**文書の抜粋**
***

次の写真は4 bit×256 Word構成でデータ入出力分離の2101Aのセカンドソース品です。左からNEC、三菱、Synertek製で、アクセスタイム450 nsのもの(Synertek製は250 ns)。小容量のメモリシステム向け。
次は大容量メモリシステム用の2102で1 bit×1024 Word構成、入出力分離の16ピンパッケージ。下の写真の左上は1974年製のMIL社のMF2102Rでアクセスタイム1 usのもの。左下は1976年製のFairchild Semiconductor Inc.製でアクセスタイムが450 nsになっているがWE*パルスに対するアドレスセットアップタイムが150 ns以上必要であったりデータホールドタイムが0でなく50 ns以上必要な2102相当品です。右上は1975年のAMD製のAM9102APCで、AM9102AでAが末尾に付いているから2102A相当品かというと、このAは単にアクセスタイムが500 nsというスピードランクを示す記号なのですが、Fairchildのものと異なりアドレスセットアップタイムが20 ns以上でデータホールドタイムが0 nsとなっていてタイミング的に2102A相当品だということがわかります。右下はNEC製のuPD2102AL-4でIntel社の2102AL-4互換品でアクセスタイムは450 nsとなっています。
8個組み合わせて1 KByte単位のメモリシステムを作るのに使われます。小型でバッファを付けやすい回路構成なので、初期の大容量メモリボードにはよく使われました。

***

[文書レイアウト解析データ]

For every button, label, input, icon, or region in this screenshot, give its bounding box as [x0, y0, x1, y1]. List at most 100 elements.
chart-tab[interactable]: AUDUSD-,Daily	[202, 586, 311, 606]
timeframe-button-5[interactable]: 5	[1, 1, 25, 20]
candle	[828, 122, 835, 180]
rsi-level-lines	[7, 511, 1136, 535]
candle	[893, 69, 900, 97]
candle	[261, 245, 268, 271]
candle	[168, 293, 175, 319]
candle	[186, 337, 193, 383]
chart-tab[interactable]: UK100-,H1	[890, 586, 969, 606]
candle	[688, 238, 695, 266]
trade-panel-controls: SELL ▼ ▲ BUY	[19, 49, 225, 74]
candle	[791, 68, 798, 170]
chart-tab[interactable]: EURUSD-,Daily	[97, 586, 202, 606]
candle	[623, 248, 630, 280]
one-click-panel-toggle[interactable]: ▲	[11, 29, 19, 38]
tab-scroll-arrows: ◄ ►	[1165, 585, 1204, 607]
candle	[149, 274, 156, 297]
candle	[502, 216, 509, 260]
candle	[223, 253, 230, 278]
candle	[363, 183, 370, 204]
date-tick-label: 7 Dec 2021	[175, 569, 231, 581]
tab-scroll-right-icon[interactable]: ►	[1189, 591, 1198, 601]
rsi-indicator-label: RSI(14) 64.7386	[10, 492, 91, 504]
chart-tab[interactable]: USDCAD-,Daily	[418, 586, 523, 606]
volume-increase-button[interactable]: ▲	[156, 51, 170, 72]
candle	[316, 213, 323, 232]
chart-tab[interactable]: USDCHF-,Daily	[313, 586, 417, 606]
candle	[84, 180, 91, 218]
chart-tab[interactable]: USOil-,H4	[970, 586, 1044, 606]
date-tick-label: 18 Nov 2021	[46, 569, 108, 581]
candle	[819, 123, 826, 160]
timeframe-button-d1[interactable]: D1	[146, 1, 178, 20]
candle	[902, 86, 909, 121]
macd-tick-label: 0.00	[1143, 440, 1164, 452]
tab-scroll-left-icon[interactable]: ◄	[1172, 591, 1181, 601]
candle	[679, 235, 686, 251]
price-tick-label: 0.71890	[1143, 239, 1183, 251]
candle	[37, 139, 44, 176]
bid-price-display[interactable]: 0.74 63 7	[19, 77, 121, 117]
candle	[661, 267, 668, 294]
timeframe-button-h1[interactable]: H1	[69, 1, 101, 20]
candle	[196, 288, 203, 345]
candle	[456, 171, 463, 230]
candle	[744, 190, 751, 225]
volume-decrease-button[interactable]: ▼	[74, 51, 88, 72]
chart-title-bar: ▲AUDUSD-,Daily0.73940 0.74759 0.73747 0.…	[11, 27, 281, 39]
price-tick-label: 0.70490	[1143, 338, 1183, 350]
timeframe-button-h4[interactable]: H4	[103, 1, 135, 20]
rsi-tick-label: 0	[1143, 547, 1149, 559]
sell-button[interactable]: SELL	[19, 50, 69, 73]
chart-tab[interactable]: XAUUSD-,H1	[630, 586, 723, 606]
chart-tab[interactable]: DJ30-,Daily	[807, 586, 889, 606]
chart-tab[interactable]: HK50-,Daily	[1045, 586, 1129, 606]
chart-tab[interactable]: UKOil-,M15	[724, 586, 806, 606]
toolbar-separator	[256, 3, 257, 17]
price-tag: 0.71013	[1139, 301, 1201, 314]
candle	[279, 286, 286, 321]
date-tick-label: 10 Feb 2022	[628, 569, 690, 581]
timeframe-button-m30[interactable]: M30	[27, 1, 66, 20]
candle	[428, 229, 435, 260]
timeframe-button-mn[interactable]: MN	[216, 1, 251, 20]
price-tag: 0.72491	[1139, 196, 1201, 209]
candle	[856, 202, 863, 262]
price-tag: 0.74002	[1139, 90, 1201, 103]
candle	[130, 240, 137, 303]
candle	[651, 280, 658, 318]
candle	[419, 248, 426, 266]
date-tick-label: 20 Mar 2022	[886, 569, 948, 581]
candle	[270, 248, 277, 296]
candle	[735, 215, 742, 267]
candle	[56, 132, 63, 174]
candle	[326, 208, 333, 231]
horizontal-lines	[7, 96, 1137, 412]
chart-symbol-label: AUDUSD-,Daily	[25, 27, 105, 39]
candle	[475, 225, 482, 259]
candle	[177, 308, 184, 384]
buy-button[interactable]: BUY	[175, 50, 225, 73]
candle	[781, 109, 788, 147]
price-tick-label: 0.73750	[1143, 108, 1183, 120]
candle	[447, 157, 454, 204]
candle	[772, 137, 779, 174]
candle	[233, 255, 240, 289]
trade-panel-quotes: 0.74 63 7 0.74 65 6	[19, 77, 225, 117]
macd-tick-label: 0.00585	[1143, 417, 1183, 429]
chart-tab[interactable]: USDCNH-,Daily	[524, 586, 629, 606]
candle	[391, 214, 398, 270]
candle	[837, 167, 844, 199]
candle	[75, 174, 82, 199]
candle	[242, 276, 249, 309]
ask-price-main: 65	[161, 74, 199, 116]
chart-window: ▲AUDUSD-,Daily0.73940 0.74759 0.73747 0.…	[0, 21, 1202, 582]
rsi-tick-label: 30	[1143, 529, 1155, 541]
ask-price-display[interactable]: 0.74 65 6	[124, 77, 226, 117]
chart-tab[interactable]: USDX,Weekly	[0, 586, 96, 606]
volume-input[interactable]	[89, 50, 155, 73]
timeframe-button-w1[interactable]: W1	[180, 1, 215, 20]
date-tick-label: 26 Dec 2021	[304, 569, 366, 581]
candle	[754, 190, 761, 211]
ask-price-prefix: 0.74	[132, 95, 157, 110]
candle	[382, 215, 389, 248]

***

**作業内容**
上にあるメモリICについての文書の抜粋を、一字一句変えずに全文書き写す。

**記述解答**
次の写真は4 bit×256 Word構成でデータ入出力分離の2101Aのセカンドソース品です。左からNEC、三菱、Synertek製で、アクセスタイム450 nsのもの(Synertek製は250 ns)。小容量のメモリシステム向け。
次は大容量メモリシステム用の2102で1 bit×1024 Word構成、入出力分離の16ピンパッケージ。下の写真の左上は1974年製のMIL社のMF2102Rでアクセスタイム1 usのもの。左下は1976年製のFairchild Semiconductor Inc.製でアクセスタイムが450 nsになっているがWE*パルスに対するアドレスセットアップタイムが150 ns以上必要であったりデータホールドタイムが0でなく50 ns以上必要な2102相当品です。右上は1975年のAMD製のAM9102APCで、AM9102AでAが末尾に付いているから2102A相当品かというと、このAは単にアクセスタイムが500 nsというスピードランクを示す記号なのですが、Fairchildのものと異なりアドレスセットアップタイムが20 ns以上でデータホールドタイムが0 nsとなっていてタイミング的に2102A相当品だということがわかります。右下はNEC製のuPD2102AL-4でIntel社の2102AL-4互換品でアクセスタイムは450 nsとなっています。
8個組み合わせて1 KByte単位のメモリシステムを作るのに使われます。小型でバッファを付けやすい回路構成なので、初期の大容量メモリボードにはよく使われました。